EXERCISE TASK ▸
The answer is one number: how many lines hold the string "ABCD".

— start SUPPLIED RECORDS —

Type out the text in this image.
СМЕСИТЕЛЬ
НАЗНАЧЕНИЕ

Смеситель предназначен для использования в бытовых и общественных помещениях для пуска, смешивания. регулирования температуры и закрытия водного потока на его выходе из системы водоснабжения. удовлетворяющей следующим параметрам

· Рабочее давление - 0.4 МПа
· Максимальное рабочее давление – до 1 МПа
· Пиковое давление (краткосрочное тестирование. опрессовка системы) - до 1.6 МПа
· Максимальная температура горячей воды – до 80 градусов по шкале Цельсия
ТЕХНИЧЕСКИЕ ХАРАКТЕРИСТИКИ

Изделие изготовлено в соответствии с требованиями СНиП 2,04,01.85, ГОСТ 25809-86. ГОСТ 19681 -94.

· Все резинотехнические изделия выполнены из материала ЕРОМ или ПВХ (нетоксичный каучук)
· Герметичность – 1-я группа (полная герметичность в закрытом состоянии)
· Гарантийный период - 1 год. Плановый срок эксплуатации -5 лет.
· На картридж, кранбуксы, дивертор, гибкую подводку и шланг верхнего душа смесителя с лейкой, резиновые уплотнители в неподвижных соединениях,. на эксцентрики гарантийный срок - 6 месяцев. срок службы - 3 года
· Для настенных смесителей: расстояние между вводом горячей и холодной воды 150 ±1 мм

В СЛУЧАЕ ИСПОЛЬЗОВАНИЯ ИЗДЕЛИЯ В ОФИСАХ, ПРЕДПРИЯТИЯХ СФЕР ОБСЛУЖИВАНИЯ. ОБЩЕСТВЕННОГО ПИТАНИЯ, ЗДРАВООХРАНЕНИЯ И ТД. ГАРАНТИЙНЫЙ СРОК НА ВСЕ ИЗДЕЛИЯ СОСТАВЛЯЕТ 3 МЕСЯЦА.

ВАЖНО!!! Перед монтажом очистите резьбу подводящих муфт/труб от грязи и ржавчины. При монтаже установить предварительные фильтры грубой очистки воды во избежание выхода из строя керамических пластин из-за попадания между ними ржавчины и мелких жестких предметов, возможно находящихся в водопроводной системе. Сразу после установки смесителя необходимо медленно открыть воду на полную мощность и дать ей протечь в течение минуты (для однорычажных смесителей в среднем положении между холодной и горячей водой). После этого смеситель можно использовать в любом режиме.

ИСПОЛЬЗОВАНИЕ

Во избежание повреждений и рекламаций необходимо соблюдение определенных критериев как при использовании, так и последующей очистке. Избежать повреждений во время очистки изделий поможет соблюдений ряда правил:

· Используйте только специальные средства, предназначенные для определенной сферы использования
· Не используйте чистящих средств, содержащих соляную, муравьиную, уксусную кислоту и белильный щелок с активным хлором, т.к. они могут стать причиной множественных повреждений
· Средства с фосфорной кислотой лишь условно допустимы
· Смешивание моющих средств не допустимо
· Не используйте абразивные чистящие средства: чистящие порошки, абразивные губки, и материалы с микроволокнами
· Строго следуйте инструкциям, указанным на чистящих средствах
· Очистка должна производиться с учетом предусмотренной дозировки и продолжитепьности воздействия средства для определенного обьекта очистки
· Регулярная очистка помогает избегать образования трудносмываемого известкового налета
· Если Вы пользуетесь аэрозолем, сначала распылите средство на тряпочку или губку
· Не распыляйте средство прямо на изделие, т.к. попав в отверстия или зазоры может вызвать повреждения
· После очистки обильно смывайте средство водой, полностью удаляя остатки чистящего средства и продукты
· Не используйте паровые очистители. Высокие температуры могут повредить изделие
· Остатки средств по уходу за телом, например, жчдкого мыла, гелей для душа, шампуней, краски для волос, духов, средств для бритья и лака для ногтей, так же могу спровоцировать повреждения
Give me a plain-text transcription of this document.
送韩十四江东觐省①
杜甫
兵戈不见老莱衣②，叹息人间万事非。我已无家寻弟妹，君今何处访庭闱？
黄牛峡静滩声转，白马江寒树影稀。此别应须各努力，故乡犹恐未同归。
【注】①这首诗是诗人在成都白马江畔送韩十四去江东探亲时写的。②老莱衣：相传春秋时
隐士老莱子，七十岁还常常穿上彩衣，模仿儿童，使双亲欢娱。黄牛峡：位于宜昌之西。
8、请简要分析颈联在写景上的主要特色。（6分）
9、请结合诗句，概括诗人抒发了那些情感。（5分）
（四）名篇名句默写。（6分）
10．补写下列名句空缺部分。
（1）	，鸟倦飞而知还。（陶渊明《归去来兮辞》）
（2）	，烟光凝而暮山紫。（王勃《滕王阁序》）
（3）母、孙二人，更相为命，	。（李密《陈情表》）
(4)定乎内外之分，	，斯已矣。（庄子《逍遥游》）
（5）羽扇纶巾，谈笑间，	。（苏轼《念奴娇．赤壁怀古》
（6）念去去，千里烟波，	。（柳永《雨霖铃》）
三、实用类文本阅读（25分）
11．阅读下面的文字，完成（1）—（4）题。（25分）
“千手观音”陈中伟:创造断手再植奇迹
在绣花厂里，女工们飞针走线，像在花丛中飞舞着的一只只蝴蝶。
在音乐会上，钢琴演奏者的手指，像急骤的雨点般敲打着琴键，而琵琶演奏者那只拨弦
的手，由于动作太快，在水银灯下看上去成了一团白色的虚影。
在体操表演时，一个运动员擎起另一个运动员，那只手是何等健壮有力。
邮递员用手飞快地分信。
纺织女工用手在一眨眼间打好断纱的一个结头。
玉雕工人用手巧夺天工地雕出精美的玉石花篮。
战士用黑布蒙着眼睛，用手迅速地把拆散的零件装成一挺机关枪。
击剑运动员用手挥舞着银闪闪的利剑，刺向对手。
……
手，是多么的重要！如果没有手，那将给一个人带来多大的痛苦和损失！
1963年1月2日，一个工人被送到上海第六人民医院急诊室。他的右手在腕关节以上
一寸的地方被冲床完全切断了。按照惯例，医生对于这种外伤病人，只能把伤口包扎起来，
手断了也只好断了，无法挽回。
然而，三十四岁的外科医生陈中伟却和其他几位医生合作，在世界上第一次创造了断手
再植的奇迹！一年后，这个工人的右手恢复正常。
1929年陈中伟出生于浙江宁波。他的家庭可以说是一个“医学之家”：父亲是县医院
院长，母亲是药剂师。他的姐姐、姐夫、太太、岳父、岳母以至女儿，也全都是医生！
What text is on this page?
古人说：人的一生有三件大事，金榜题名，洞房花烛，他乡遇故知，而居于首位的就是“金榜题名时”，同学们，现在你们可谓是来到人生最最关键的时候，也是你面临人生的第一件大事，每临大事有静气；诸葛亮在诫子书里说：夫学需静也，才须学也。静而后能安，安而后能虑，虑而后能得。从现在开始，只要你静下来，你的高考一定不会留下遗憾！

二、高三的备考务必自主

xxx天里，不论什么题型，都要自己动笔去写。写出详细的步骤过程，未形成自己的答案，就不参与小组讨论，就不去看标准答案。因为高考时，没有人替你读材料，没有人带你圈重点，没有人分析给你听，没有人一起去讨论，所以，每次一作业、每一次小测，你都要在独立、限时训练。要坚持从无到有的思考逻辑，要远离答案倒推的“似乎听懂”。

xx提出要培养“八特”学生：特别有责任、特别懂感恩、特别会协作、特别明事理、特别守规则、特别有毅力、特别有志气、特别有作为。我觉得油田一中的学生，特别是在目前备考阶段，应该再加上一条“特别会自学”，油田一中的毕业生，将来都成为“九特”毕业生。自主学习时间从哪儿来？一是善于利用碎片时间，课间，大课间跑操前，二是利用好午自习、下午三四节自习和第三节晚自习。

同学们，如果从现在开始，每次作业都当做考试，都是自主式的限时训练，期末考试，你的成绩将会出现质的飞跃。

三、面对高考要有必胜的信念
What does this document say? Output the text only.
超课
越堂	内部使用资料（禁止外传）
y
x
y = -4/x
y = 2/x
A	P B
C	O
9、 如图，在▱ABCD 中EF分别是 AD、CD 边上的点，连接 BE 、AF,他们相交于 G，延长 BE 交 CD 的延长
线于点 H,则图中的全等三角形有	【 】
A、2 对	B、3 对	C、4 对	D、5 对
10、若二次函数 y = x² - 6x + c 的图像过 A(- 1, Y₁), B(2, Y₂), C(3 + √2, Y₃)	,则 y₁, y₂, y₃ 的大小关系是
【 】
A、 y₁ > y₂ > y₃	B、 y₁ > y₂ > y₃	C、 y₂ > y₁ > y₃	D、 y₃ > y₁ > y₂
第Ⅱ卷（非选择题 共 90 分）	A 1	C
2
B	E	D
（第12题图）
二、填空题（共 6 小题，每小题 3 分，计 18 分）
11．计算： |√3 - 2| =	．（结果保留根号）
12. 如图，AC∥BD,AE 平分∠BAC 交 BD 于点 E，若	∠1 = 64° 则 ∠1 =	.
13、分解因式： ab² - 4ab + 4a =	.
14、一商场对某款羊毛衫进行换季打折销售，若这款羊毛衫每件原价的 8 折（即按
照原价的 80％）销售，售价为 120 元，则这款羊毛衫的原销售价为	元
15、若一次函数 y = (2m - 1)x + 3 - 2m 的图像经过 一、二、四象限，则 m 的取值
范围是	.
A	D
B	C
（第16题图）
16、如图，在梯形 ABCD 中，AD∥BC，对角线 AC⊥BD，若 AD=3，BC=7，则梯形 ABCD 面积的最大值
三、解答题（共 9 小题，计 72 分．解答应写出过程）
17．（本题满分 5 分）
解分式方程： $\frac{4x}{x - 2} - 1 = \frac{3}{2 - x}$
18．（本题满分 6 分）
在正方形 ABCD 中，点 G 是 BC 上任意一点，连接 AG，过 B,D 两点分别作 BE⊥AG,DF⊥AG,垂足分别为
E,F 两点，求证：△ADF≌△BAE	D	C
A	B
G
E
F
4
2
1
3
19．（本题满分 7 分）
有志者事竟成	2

— end SUPPLIED RECORDS —

REPLY TO THE EXERCISE ▸
3